**DATASET ROWS**
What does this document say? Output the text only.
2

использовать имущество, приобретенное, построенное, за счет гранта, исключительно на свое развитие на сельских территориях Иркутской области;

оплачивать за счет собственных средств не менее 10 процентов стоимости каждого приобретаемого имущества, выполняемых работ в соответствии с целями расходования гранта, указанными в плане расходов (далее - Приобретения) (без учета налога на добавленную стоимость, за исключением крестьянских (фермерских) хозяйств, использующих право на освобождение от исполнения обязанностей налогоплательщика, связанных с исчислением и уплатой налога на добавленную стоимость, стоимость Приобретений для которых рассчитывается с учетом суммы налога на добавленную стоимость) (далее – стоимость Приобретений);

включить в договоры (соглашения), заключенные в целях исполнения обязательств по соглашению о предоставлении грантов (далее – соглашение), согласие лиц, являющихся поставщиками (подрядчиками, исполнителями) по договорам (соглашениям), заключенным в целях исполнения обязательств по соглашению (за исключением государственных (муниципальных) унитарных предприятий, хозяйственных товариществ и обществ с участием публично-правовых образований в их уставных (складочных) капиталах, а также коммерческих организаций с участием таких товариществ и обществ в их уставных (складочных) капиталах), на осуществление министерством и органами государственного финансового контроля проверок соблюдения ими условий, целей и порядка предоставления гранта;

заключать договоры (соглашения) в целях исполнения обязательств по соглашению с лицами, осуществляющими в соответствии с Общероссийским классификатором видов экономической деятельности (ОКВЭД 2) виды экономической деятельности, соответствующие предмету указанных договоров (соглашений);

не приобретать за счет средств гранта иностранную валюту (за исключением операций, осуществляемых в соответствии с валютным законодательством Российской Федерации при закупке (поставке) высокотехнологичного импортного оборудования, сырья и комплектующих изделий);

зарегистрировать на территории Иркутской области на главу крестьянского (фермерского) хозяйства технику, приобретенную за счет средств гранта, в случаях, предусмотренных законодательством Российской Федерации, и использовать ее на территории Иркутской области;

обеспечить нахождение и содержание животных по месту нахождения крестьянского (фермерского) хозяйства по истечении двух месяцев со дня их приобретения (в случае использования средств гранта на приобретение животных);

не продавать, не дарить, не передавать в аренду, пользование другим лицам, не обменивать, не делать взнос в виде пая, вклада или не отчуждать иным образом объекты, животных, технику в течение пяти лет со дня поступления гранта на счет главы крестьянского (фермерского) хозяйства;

**DIRECTIONS FOR THIS TASK**
Nothing should be left out: return all of the records exactly.

**OUTPUT OF THE TASK**
What does this document say? Output the text only.
2

использовать имущество, приобретенное, построенное, за счет гранта, исключительно на свое развитие на сельских территориях Иркутской области;

оплачивать за счет собственных средств не менее 10 процентов стоимости каждого приобретаемого имущества, выполняемых работ в соответствии с целями расходования гранта, указанными в плане расходов (далее - Приобретения) (без учета налога на добавленную стоимость, за исключением крестьянских (фермерских) хозяйств, использующих право на освобождение от исполнения обязанностей налогоплательщика, связанных с исчислением и уплатой налога на добавленную стоимость, стоимость Приобретений для которых рассчитывается с учетом суммы налога на добавленную стоимость) (далее – стоимость Приобретений);

включить в договоры (соглашения), заключенные в целях исполнения обязательств по соглашению о предоставлении грантов (далее – соглашение), согласие лиц, являющихся поставщиками (подрядчиками, исполнителями) по договорам (соглашениям), заключенным в целях исполнения обязательств по соглашению (за исключением государственных (муниципальных) унитарных предприятий, хозяйственных товариществ и обществ с участием публично-правовых образований в их уставных (складочных) капиталах, а также коммерческих организаций с участием таких товариществ и обществ в их уставных (складочных) капиталах), на осуществление министерством и органами государственного финансового контроля проверок соблюдения ими условий, целей и порядка предоставления гранта;

заключать договоры (соглашения) в целях исполнения обязательств по соглашению с лицами, осуществляющими в соответствии с Общероссийским классификатором видов экономической деятельности (ОКВЭД 2) виды экономической деятельности, соответствующие предмету указанных договоров (соглашений);

не приобретать за счет средств гранта иностранную валюту (за исключением операций, осуществляемых в соответствии с валютным законодательством Российской Федерации при закупке (поставке) высокотехнологичного импортного оборудования, сырья и комплектующих изделий);

зарегистрировать на территории Иркутской области на главу крестьянского (фермерского) хозяйства технику, приобретенную за счет средств гранта, в случаях, предусмотренных законодательством Российской Федерации, и использовать ее на территории Иркутской области;

обеспечить нахождение и содержание животных по месту нахождения крестьянского (фермерского) хозяйства по истечении двух месяцев со дня их приобретения (в случае использования средств гранта на приобретение животных);

не продавать, не дарить, не передавать в аренду, пользование другим лицам, не обменивать, не делать взнос в виде пая, вклада или не отчуждать иным образом объекты, животных, технику в течение пяти лет со дня поступления гранта на счет главы крестьянского (фермерского) хозяйства;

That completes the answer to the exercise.